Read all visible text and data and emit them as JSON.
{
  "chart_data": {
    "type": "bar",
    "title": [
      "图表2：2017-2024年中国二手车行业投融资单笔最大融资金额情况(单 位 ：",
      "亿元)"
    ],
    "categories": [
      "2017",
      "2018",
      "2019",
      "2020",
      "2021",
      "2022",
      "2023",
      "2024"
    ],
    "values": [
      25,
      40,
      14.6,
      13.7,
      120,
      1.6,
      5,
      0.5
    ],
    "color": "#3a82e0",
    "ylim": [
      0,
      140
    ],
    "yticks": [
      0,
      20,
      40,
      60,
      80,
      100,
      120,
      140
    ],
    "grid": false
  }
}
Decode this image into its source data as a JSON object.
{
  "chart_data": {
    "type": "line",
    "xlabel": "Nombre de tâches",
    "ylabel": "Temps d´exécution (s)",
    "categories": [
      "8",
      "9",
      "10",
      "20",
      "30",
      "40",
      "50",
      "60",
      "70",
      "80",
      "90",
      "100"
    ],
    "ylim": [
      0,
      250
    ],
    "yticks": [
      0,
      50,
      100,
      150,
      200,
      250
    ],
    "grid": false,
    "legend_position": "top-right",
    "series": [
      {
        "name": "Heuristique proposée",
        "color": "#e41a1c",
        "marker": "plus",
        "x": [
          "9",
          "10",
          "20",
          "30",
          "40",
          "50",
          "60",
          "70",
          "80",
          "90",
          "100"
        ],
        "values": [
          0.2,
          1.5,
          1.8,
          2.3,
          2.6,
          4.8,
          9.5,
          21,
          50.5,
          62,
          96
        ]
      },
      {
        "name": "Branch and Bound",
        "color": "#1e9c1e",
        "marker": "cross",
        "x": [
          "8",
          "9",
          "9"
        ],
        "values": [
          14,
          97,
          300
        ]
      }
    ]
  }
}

--- Required work ---
Each line of the listing should be copied exactly.

--- Exercise output ---
Read all visible text and data and emit them as JSON.
{
  "chart_data": {
    "type": "bar",
    "title": [
      "图表2：2017-2024年中国二手车行业投融资单笔最大融资金额情况(单 位 ：",
      "亿元)"
    ],
    "categories": [
      "2017",
      "2018",
      "2019",
      "2020",
      "2021",
      "2022",
      "2023",
      "2024"
    ],
    "values": [
      25,
      40,
      14.6,
      13.7,
      120,
      1.6,
      5,
      0.5
    ],
    "color": "#3a82e0",
    "ylim": [
      0,
      140
    ],
    "yticks": [
      0,
      20,
      40,
      60,
      80,
      100,
      120,
      140
    ],
    "grid": false
  }
}
Decode this image into its source data as a JSON object.
{
  "chart_data": {
    "type": "line",
    "xlabel": "Nombre de tâches",
    "ylabel": "Temps d´exécution (s)",
    "categories": [
      "8",
      "9",
      "10",
      "20",
      "30",
      "40",
      "50",
      "60",
      "70",
      "80",
      "90",
      "100"
    ],
    "ylim": [
      0,
      250
    ],
    "yticks": [
      0,
      50,
      100,
      150,
      200,
      250
    ],
    "grid": false,
    "legend_position": "top-right",
    "series": [
      {
        "name": "Heuristique proposée",
        "color": "#e41a1c",
        "marker": "plus",
        "x": [
          "9",
          "10",
          "20",
          "30",
          "40",
          "50",
          "60",
          "70",
          "80",
          "90",
          "100"
        ],
        "values": [
          0.2,
          1.5,
          1.8,
          2.3,
          2.6,
          4.8,
          9.5,
          21,
          50.5,
          62,
          96
        ]
      },
      {
        "name": "Branch and Bound",
        "color": "#1e9c1e",
        "marker": "cross",
        "x": [
          "8",
          "9",
          "9"
        ],
        "values": [
          14,
          97,
          300
        ]
      }
    ]
  }
}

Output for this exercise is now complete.